Recorded data:
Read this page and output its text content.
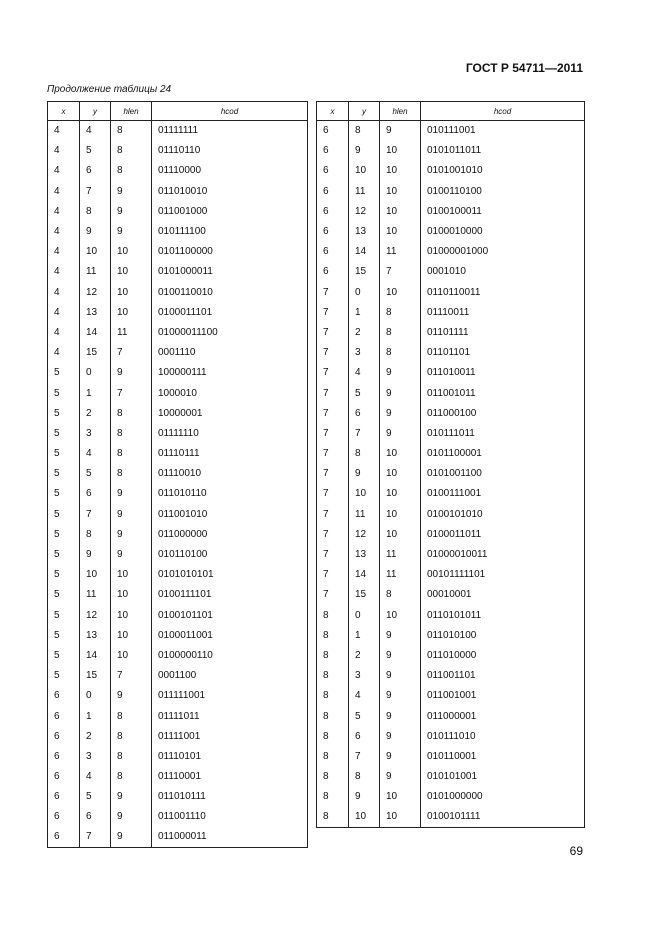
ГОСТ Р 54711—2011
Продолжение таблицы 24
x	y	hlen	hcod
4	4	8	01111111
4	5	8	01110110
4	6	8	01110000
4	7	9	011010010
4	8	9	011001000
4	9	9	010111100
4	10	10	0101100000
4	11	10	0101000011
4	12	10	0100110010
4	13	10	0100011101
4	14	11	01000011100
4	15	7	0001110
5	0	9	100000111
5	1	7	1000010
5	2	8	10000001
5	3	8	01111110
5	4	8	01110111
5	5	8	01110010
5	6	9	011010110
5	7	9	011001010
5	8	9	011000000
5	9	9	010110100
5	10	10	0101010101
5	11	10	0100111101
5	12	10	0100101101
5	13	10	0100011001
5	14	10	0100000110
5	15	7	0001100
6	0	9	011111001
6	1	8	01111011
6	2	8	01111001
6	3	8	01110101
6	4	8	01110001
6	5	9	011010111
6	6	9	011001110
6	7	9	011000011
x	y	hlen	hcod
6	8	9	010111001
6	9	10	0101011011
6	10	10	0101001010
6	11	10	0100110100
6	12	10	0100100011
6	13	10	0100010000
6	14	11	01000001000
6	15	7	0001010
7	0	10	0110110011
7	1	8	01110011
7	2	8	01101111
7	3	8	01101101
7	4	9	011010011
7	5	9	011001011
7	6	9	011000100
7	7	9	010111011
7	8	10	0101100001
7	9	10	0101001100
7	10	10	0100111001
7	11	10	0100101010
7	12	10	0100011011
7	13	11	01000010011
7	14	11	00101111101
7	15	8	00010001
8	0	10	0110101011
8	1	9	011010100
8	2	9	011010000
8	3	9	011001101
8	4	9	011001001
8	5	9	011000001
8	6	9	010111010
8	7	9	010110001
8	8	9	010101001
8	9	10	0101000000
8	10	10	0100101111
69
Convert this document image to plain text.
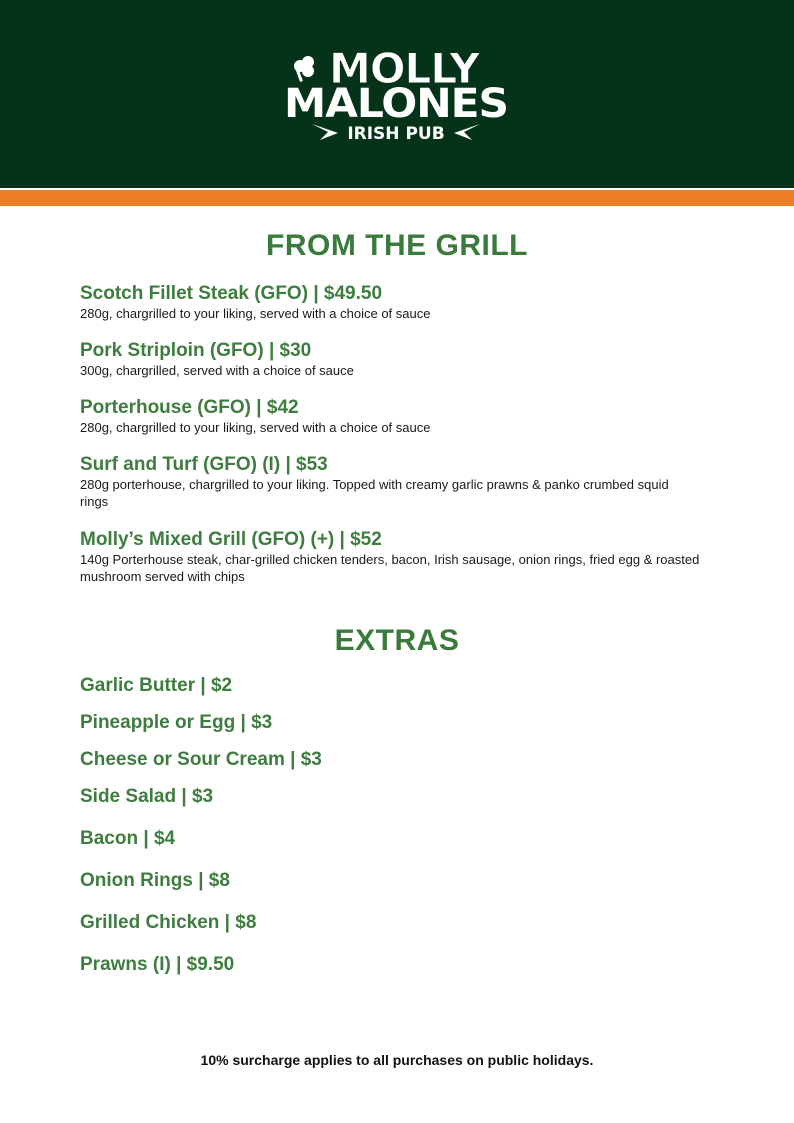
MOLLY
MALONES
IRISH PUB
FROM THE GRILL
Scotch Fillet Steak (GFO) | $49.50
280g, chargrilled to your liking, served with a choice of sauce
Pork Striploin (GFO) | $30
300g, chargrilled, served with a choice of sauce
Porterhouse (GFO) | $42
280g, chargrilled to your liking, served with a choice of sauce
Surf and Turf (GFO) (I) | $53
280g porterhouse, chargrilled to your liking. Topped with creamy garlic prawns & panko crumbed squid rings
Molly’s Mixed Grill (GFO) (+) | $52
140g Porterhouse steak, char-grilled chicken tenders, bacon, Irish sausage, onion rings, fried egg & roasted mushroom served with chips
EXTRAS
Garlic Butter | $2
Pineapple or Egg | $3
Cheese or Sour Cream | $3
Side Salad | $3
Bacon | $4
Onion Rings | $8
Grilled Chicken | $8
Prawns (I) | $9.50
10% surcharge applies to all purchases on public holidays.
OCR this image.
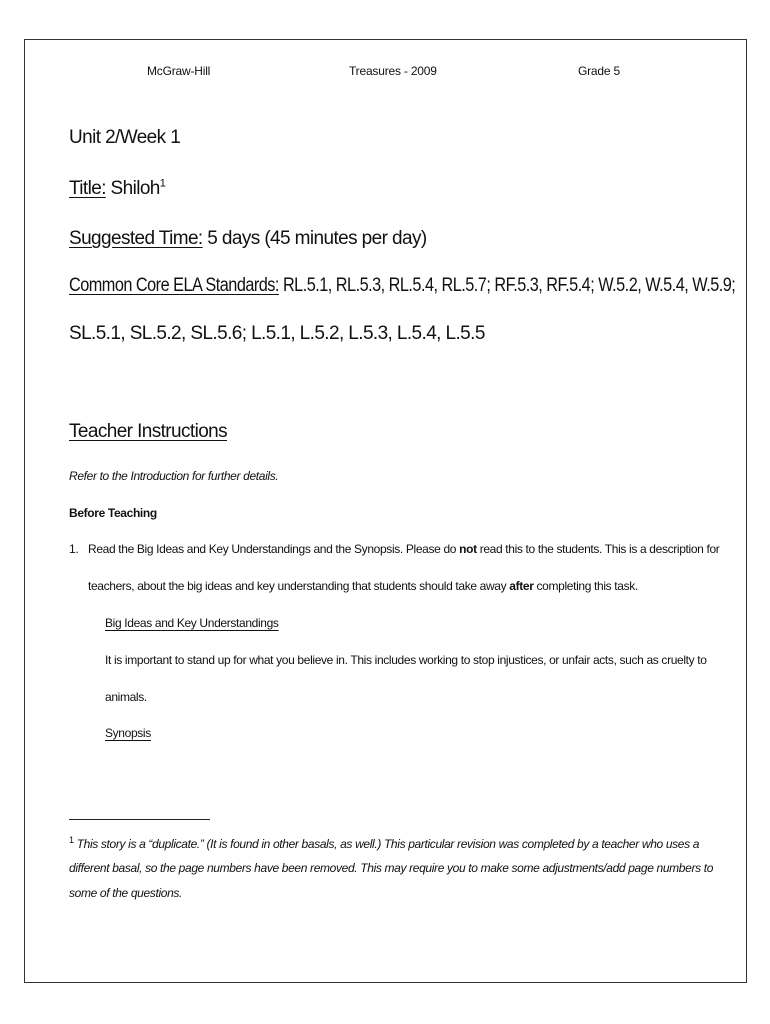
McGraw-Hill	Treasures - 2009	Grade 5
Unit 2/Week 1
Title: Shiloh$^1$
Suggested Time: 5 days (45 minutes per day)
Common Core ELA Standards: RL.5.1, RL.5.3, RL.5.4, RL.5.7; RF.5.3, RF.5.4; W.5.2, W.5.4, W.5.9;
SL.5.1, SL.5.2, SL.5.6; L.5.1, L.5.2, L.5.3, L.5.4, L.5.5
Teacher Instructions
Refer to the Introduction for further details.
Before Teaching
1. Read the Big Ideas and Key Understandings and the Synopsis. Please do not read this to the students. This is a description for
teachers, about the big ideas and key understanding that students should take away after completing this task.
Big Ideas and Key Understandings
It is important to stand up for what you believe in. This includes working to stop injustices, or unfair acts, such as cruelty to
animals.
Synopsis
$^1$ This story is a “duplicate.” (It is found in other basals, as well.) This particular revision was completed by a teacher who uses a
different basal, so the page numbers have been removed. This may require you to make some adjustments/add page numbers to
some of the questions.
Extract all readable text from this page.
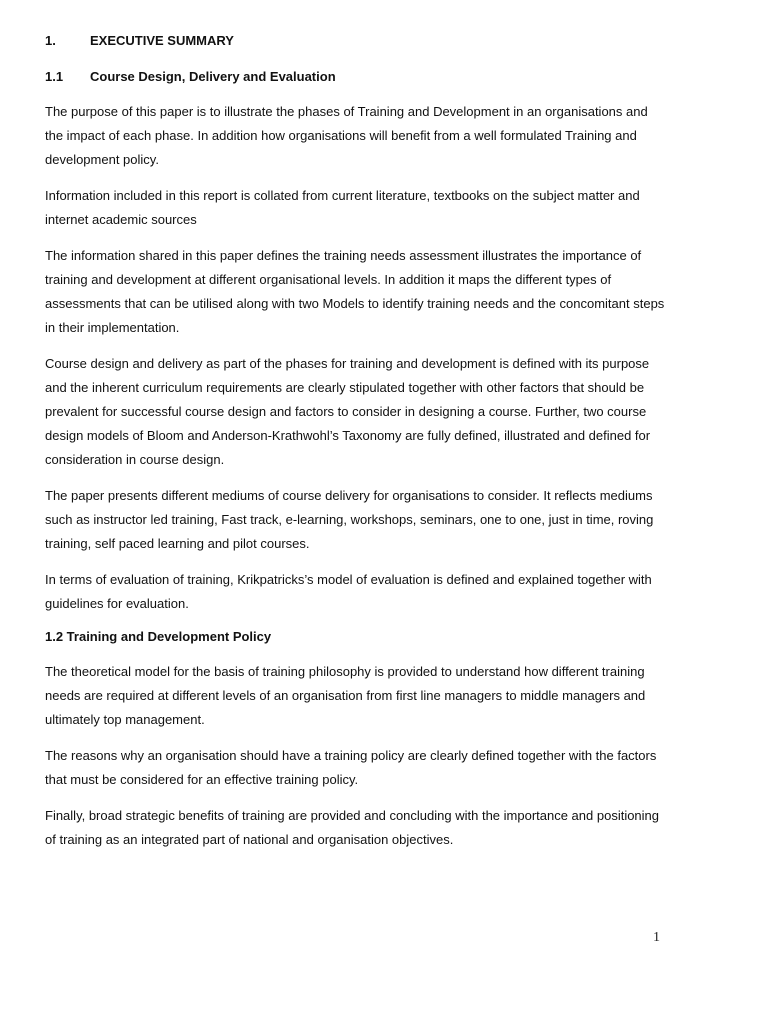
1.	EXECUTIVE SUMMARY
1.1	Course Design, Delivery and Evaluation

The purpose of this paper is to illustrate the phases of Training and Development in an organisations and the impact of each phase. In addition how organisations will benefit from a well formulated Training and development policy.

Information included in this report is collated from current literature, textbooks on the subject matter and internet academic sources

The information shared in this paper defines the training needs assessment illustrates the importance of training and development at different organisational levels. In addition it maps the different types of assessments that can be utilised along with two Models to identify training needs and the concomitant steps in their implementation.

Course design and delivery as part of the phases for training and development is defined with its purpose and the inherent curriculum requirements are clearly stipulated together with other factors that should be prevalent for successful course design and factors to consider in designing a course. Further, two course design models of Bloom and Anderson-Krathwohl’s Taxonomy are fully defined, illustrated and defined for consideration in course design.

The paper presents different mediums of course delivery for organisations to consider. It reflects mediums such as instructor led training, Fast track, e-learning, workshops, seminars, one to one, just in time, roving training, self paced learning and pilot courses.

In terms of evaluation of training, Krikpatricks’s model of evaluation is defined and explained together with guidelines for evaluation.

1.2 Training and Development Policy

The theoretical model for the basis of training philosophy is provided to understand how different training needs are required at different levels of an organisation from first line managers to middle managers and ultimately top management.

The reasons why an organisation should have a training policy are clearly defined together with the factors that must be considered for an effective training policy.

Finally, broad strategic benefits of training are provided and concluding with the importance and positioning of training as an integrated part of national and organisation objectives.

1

INSTRUCTIONS TO FOLLOW =>
List each line holding the string "chargrilled".

ANSWER TO THE TASK =>
280g, chargrilled to your liking, served with a choice of sauce
300g, chargrilled, served with a choice of sauce
280g, chargrilled to your liking, served with a choice of sauce
280g porterhouse, chargrilled to your liking. Topped with creamy garlic prawns & panko crumbed squid rings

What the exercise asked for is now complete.